Extracts from a graphics dataset:
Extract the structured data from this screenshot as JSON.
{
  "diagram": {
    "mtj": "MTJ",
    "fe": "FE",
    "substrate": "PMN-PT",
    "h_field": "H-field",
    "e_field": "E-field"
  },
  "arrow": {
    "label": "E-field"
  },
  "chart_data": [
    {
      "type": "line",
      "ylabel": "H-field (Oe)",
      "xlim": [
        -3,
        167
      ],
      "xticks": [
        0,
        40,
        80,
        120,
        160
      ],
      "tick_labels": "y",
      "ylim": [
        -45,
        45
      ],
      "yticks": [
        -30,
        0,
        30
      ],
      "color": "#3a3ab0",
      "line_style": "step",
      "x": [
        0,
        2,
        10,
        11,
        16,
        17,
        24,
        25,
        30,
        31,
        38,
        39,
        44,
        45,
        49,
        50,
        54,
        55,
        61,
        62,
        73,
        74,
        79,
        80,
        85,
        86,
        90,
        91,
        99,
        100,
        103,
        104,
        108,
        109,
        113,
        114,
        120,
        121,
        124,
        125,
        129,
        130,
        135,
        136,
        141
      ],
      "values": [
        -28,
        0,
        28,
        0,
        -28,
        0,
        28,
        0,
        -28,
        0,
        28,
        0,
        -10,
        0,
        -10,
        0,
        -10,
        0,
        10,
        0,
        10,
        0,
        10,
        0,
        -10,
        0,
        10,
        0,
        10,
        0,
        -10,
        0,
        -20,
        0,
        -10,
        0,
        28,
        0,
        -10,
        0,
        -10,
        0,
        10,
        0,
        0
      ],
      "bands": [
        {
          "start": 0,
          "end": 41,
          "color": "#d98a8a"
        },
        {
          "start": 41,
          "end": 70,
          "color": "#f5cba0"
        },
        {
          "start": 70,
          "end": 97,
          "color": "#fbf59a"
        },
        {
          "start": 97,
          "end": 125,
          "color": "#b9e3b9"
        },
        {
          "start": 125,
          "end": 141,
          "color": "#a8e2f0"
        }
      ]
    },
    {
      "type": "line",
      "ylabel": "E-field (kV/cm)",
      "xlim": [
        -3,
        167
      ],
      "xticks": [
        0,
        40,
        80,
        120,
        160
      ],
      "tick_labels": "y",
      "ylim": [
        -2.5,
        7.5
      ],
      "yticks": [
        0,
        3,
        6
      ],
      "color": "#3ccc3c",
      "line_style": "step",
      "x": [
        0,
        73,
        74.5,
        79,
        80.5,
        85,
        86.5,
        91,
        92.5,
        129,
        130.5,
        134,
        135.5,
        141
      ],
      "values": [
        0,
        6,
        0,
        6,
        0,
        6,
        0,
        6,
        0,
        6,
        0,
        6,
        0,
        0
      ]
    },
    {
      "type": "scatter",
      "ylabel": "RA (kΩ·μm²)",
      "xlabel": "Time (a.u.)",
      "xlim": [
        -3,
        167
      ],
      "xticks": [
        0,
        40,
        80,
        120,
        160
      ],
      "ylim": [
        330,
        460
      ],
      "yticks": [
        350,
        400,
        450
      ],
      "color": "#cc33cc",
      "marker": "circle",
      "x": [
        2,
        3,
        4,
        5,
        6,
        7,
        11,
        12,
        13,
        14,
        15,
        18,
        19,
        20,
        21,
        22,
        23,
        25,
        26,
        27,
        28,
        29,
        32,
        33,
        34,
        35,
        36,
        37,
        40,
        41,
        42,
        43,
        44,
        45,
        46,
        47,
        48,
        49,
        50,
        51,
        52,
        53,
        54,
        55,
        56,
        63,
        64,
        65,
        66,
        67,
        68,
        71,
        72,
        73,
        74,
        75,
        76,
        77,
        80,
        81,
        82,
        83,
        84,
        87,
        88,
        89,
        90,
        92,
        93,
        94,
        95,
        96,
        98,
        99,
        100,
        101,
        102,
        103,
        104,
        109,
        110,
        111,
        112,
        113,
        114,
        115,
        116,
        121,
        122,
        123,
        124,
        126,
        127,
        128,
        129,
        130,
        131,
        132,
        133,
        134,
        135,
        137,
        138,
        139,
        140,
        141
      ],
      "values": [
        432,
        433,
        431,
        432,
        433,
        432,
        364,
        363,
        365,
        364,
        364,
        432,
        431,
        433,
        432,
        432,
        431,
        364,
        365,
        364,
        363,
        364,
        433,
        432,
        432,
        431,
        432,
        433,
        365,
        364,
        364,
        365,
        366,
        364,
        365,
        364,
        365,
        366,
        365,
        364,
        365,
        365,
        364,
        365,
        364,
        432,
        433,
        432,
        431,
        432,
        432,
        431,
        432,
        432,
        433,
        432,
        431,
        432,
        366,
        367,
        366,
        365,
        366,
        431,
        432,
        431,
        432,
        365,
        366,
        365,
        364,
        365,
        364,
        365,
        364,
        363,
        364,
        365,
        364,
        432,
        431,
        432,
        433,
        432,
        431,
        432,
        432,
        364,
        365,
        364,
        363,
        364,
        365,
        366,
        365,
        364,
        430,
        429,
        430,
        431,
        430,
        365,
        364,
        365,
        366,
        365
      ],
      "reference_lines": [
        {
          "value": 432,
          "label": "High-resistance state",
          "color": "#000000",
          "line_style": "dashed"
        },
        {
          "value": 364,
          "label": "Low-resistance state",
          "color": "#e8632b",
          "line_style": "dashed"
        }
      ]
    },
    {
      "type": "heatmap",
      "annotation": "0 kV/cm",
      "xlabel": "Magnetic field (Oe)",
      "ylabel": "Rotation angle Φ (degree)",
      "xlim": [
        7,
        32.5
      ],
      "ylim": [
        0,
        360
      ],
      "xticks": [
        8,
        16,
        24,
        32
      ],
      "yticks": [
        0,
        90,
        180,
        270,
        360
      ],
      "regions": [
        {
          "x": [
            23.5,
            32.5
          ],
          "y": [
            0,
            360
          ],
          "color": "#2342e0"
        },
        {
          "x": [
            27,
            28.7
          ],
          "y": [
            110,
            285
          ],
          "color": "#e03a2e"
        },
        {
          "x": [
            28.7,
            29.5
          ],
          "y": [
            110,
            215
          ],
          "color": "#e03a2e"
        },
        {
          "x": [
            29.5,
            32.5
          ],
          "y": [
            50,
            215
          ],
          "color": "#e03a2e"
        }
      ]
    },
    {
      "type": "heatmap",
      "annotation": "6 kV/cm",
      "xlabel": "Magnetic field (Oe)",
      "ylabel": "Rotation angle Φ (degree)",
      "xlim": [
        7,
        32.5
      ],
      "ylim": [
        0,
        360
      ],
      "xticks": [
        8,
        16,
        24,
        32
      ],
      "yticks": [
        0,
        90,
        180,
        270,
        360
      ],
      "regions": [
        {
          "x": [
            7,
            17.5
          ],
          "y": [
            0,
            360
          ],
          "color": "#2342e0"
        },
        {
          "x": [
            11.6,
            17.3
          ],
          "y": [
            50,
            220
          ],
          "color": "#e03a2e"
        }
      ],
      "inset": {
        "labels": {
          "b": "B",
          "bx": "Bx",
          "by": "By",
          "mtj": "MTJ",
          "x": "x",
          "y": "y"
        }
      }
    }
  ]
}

TASK DESCRIPTION → Give the count of lines holding the word "ylabel" and nothing more.

TASK RESPONSE → 5